Work to do —
Take the data that follows and retype it word for word.

___ Provided records ___

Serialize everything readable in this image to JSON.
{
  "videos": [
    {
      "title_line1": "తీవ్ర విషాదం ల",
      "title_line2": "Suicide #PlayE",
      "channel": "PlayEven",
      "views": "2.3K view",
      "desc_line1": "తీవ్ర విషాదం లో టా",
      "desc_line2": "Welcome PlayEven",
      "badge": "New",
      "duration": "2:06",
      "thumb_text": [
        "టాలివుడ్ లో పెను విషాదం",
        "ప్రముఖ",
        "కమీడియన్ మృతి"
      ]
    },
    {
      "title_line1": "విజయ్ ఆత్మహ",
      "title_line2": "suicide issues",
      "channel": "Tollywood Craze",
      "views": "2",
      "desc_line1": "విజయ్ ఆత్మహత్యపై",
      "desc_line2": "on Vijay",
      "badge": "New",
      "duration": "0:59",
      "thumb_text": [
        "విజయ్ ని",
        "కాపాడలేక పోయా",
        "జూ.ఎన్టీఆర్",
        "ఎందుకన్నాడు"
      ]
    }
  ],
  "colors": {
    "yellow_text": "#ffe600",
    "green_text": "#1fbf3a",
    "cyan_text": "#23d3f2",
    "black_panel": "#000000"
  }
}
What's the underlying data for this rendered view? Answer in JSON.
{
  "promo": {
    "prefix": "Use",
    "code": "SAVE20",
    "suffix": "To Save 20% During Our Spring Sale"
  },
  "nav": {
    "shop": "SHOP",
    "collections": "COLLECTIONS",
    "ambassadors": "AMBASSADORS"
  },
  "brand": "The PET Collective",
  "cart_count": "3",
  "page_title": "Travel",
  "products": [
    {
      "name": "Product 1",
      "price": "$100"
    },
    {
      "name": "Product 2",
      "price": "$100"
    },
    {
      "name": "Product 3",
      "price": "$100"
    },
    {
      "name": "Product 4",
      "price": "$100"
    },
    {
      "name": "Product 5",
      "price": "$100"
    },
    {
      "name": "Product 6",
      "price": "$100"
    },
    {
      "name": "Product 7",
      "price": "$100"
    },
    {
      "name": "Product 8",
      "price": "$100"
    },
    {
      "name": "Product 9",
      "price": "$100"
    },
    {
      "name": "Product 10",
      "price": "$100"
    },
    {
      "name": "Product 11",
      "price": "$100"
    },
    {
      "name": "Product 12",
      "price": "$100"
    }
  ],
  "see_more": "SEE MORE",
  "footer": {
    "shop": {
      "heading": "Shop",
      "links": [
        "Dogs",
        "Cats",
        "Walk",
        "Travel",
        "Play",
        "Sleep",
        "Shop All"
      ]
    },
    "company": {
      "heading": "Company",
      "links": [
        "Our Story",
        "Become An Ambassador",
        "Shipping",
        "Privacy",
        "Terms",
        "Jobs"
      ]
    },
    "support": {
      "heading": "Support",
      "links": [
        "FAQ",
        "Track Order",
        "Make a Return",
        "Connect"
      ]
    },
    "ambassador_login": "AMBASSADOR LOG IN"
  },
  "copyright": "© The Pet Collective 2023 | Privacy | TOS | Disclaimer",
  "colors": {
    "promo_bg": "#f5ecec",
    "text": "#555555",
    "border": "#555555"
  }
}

___

Exercise output —
Serialize everything readable in this image to JSON.
{
  "videos": [
    {
      "title_line1": "తీవ్ర విషాదం ల",
      "title_line2": "Suicide #PlayE",
      "channel": "PlayEven",
      "views": "2.3K view",
      "desc_line1": "తీవ్ర విషాదం లో టా",
      "desc_line2": "Welcome PlayEven",
      "badge": "New",
      "duration": "2:06",
      "thumb_text": [
        "టాలివుడ్ లో పెను విషాదం",
        "ప్రముఖ",
        "కమీడియన్ మృతి"
      ]
    },
    {
      "title_line1": "విజయ్ ఆత్మహ",
      "title_line2": "suicide issues",
      "channel": "Tollywood Craze",
      "views": "2",
      "desc_line1": "విజయ్ ఆత్మహత్యపై",
      "desc_line2": "on Vijay",
      "badge": "New",
      "duration": "0:59",
      "thumb_text": [
        "విజయ్ ని",
        "కాపాడలేక పోయా",
        "జూ.ఎన్టీఆర్",
        "ఎందుకన్నాడు"
      ]
    }
  ],
  "colors": {
    "yellow_text": "#ffe600",
    "green_text": "#1fbf3a",
    "cyan_text": "#23d3f2",
    "black_panel": "#000000"
  }
}
What's the underlying data for this rendered view? Answer in JSON.
{
  "promo": {
    "prefix": "Use",
    "code": "SAVE20",
    "suffix": "To Save 20% During Our Spring Sale"
  },
  "nav": {
    "shop": "SHOP",
    "collections": "COLLECTIONS",
    "ambassadors": "AMBASSADORS"
  },
  "brand": "The PET Collective",
  "cart_count": "3",
  "page_title": "Travel",
  "products": [
    {
      "name": "Product 1",
      "price": "$100"
    },
    {
      "name": "Product 2",
      "price": "$100"
    },
    {
      "name": "Product 3",
      "price": "$100"
    },
    {
      "name": "Product 4",
      "price": "$100"
    },
    {
      "name": "Product 5",
      "price": "$100"
    },
    {
      "name": "Product 6",
      "price": "$100"
    },
    {
      "name": "Product 7",
      "price": "$100"
    },
    {
      "name": "Product 8",
      "price": "$100"
    },
    {
      "name": "Product 9",
      "price": "$100"
    },
    {
      "name": "Product 10",
      "price": "$100"
    },
    {
      "name": "Product 11",
      "price": "$100"
    },
    {
      "name": "Product 12",
      "price": "$100"
    }
  ],
  "see_more": "SEE MORE",
  "footer": {
    "shop": {
      "heading": "Shop",
      "links": [
        "Dogs",
        "Cats",
        "Walk",
        "Travel",
        "Play",
        "Sleep",
        "Shop All"
      ]
    },
    "company": {
      "heading": "Company",
      "links": [
        "Our Story",
        "Become An Ambassador",
        "Shipping",
        "Privacy",
        "Terms",
        "Jobs"
      ]
    },
    "support": {
      "heading": "Support",
      "links": [
        "FAQ",
        "Track Order",
        "Make a Return",
        "Connect"
      ]
    },
    "ambassador_login": "AMBASSADOR LOG IN"
  },
  "copyright": "© The Pet Collective 2023 | Privacy | TOS | Disclaimer",
  "colors": {
    "promo_bg": "#f5ecec",
    "text": "#555555",
    "border": "#555555"
  }
}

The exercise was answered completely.